*Task prompt*.
Copy out each line of the listing that has the word "不符合题意" in it.

= = = = = = =

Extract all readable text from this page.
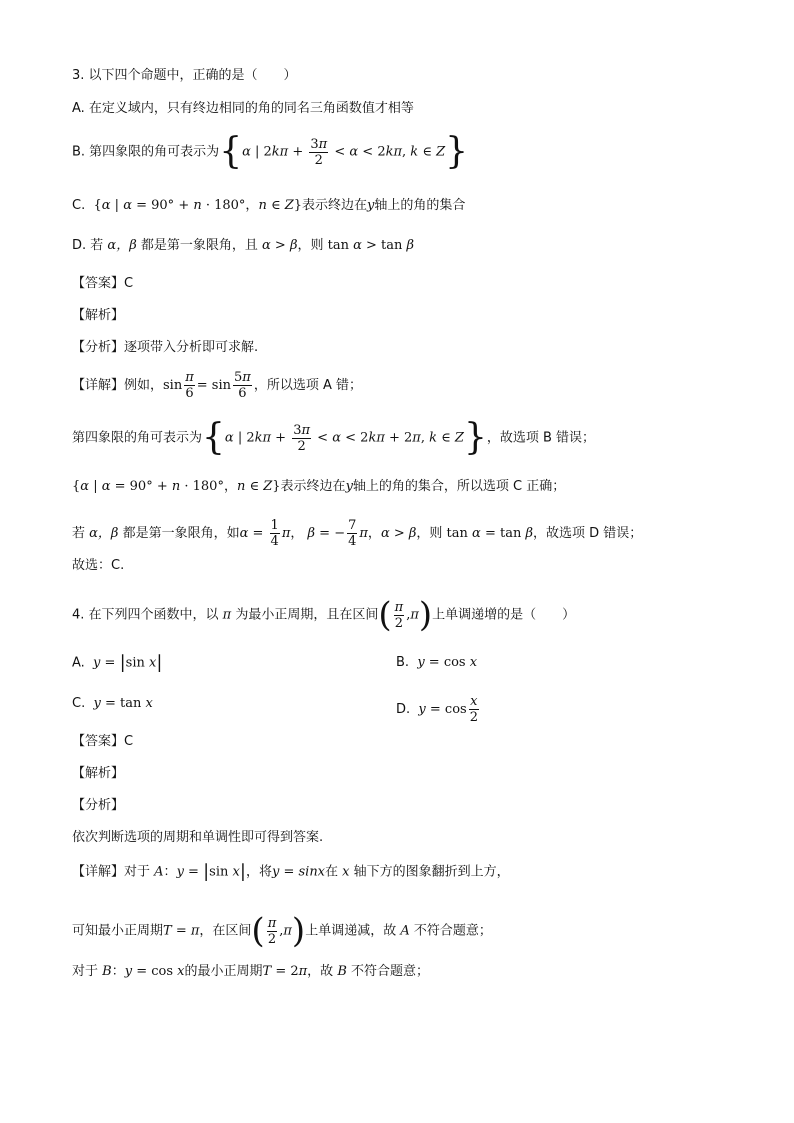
3. 以下四个命题中，正确的是（　　）
A. 在定义域内，只有终边相同的角的同名三角函数值才相等
B. 第四象限的角可表示为{α | $2k\pi + \frac{3\pi}{2} < \alpha < 2k\pi$, k ∈ Z}
C.  {α | α = 90° + n · 180°，n ∈ Z}表示终边在y轴上的角的集合
D. 若 α，β 都是第一象限角，且 α > β，则 tan α > tan β
【答案】C
【解析】
【分析】逐项带入分析即可求解.
【详解】例如，$\sin \frac{\pi}{6} = \sin \frac{5\pi}{6}$ ，所以选项 A 错；
第四象限的角可表示为{α | $2k\pi + \frac{3\pi}{2} < \alpha < 2k\pi + 2\pi$, k ∈ Z}，故选项 B 错误；
{α | α = 90° + n · 180°，n ∈ Z}表示终边在y轴上的角的集合，所以选项 C 正确；
若 α，β 都是第一象限角，如$\alpha = \frac{1}{4}$ π， β = − $\frac{7}{4}$ π，α > β，则 tan α = tan β，故选项 D 错误；
故选：C.
4. 在下列四个函数中，以 π 为最小正周期，且在区间( $\frac{\pi}{2} ,\pi$)上单调递增的是（　　）
A.  y = |sin x|	B.  y = cos x
C.  y = tan x	D.  $y = \cos \frac{x}{2}$
【答案】C
【解析】
【分析】
依次判断选项的周期和单调性即可得到答案.
【详解】对于 A：y = |sin x|，将y = sinx在 x 轴下方的图象翻折到上方，
可知最小正周期T = π，在区间( $\frac{\pi}{2} ,\pi$)上单调递减，故 A 不符合题意；
对于 B：y = cos x的最小正周期T = 2π，故 B 不符合题意；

= = = = = = =

*Exercise output*.
可知最小正周期T = π，在区间( $\frac{\pi}{2} ,\pi$)上单调递减，故 A 不符合题意；
对于 B：y = cos x的最小正周期T = 2π，故 B 不符合题意；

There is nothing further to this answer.